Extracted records
>> Start
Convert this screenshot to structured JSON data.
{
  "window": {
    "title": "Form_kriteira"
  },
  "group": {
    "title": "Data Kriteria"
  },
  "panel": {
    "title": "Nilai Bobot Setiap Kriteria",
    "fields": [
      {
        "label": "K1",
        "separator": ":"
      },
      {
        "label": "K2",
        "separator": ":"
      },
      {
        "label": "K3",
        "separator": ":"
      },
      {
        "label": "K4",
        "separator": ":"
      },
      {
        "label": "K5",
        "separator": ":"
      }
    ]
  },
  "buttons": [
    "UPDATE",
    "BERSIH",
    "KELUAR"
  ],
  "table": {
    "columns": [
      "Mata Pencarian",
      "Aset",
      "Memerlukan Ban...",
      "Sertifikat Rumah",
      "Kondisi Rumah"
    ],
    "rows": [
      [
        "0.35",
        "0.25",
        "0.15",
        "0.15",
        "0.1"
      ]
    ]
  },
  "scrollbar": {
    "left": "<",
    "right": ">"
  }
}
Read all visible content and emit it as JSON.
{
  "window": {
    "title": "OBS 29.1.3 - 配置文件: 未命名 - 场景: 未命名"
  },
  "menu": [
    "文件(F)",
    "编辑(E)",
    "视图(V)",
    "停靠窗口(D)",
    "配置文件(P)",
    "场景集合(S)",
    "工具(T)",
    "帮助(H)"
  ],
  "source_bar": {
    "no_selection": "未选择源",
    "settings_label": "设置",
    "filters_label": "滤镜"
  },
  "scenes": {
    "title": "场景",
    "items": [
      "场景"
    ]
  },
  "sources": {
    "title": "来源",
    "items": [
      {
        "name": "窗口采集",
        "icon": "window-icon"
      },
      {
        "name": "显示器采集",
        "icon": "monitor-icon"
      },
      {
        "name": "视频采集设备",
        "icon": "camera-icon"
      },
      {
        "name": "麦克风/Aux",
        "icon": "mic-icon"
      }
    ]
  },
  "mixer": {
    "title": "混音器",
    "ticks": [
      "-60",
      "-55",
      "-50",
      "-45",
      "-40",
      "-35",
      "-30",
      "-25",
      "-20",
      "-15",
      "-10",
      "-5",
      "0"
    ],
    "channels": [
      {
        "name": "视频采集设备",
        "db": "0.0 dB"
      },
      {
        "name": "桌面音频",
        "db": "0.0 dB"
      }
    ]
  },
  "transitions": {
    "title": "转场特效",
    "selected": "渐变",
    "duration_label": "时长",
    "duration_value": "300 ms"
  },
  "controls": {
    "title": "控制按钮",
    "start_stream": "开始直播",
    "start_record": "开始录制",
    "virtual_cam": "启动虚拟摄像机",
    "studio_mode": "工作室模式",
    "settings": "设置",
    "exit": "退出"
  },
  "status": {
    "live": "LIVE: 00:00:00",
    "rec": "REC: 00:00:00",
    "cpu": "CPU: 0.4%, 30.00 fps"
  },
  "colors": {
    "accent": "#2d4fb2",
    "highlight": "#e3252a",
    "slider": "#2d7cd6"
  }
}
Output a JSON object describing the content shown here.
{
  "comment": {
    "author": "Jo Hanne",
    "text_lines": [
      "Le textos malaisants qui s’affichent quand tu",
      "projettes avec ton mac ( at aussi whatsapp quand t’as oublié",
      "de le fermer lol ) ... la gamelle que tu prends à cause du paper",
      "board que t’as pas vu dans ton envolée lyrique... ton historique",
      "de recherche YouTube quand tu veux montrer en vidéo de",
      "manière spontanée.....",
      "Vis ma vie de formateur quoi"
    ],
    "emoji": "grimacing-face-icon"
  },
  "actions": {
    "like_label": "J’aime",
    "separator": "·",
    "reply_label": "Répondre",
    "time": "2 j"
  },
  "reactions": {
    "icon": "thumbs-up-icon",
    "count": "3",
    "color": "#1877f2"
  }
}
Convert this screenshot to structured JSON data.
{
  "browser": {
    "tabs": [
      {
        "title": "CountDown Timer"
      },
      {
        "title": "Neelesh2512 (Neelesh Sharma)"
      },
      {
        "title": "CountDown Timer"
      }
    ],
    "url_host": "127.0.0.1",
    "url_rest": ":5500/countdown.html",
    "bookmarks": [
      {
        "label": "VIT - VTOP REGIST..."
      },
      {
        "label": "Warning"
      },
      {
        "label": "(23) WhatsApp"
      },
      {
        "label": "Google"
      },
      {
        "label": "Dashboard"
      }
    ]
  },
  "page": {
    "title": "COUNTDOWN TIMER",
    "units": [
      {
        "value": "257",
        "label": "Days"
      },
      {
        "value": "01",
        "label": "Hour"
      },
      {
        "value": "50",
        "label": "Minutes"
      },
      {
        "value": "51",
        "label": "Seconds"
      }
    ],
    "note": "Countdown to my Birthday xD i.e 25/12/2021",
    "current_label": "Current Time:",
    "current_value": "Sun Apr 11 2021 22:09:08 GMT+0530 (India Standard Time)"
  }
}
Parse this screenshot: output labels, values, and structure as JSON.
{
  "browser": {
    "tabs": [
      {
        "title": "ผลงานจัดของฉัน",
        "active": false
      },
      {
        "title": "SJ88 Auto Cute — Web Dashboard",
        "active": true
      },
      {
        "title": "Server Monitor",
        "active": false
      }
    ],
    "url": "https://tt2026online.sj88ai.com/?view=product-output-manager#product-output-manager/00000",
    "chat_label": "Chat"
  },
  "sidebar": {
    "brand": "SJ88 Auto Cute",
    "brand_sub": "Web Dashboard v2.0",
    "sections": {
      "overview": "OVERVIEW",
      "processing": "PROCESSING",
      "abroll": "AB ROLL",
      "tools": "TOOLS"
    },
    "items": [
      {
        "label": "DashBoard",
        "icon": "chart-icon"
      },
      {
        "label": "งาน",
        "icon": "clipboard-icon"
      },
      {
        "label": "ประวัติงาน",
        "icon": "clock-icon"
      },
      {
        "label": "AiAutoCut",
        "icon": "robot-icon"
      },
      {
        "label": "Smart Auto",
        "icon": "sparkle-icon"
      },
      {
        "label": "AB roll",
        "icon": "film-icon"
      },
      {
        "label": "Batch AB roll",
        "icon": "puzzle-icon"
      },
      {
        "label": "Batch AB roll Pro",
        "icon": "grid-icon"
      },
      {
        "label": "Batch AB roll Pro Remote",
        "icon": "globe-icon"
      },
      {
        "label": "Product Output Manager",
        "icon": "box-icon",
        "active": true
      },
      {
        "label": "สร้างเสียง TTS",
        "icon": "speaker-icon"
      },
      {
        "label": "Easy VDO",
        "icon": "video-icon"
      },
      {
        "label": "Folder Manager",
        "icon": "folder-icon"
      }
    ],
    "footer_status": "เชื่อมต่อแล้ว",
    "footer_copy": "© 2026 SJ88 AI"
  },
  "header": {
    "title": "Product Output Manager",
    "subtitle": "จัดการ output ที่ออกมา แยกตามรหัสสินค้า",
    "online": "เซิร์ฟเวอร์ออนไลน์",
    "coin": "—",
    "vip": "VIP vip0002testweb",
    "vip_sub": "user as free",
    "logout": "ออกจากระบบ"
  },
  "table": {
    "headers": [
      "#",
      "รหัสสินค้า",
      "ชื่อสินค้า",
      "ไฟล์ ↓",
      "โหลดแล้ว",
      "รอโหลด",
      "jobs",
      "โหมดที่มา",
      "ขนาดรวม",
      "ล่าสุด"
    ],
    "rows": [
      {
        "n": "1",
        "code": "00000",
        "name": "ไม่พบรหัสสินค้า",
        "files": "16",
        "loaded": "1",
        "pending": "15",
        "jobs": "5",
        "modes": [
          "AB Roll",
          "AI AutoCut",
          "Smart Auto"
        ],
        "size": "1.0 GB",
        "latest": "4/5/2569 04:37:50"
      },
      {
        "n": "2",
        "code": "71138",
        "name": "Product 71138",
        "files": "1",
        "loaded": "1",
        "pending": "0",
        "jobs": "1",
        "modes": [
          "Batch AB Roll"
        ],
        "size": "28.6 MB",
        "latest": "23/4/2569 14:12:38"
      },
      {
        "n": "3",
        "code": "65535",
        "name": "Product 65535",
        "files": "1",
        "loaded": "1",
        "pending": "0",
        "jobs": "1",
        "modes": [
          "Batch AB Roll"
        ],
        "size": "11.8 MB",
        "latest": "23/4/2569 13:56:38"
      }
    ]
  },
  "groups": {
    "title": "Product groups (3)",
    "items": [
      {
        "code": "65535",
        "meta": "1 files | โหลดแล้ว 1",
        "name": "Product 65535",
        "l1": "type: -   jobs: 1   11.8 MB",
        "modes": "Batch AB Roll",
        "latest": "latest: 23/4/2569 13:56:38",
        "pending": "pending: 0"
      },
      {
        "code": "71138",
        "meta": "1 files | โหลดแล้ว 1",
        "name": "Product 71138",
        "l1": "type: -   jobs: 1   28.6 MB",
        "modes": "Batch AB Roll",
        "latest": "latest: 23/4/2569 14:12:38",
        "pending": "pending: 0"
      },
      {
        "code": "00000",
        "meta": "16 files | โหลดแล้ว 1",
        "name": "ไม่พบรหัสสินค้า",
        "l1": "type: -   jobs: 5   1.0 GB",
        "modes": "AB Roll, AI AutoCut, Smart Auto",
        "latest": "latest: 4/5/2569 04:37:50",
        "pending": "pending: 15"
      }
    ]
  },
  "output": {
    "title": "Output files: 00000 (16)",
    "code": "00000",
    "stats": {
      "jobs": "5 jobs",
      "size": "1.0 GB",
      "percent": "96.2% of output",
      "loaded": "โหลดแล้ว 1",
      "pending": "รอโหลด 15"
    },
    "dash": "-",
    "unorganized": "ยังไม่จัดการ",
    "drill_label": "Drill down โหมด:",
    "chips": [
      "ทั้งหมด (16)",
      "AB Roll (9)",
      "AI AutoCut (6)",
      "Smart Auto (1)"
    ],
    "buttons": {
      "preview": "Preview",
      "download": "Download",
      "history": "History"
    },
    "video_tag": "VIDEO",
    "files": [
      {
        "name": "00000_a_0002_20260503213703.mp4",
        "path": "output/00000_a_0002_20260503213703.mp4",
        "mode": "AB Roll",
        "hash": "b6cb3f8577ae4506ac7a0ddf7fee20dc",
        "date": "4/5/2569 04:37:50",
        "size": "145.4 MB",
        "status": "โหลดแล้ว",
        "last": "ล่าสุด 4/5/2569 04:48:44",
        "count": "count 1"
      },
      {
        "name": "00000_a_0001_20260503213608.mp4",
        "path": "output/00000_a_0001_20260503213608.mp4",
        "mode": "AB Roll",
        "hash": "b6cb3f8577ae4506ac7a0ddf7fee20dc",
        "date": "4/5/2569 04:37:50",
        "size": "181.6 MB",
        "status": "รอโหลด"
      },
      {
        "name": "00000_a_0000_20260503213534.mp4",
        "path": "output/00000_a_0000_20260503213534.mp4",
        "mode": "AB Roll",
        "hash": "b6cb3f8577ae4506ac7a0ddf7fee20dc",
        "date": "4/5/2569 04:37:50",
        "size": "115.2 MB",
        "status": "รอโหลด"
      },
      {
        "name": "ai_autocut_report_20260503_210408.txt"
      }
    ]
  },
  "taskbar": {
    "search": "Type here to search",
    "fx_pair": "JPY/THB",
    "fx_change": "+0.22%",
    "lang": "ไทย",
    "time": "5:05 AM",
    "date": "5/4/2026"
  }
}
>> End
| WHAT THIS TASK INVOLVES |
Filter the listing for the word "รอโหลด" and copy every line that holds it.

| COMPLETE OUTPUT |
      "รอโหลด",
      "pending": "รอโหลด 15"
        "status": "รอโหลด"
        "status": "รอโหลด"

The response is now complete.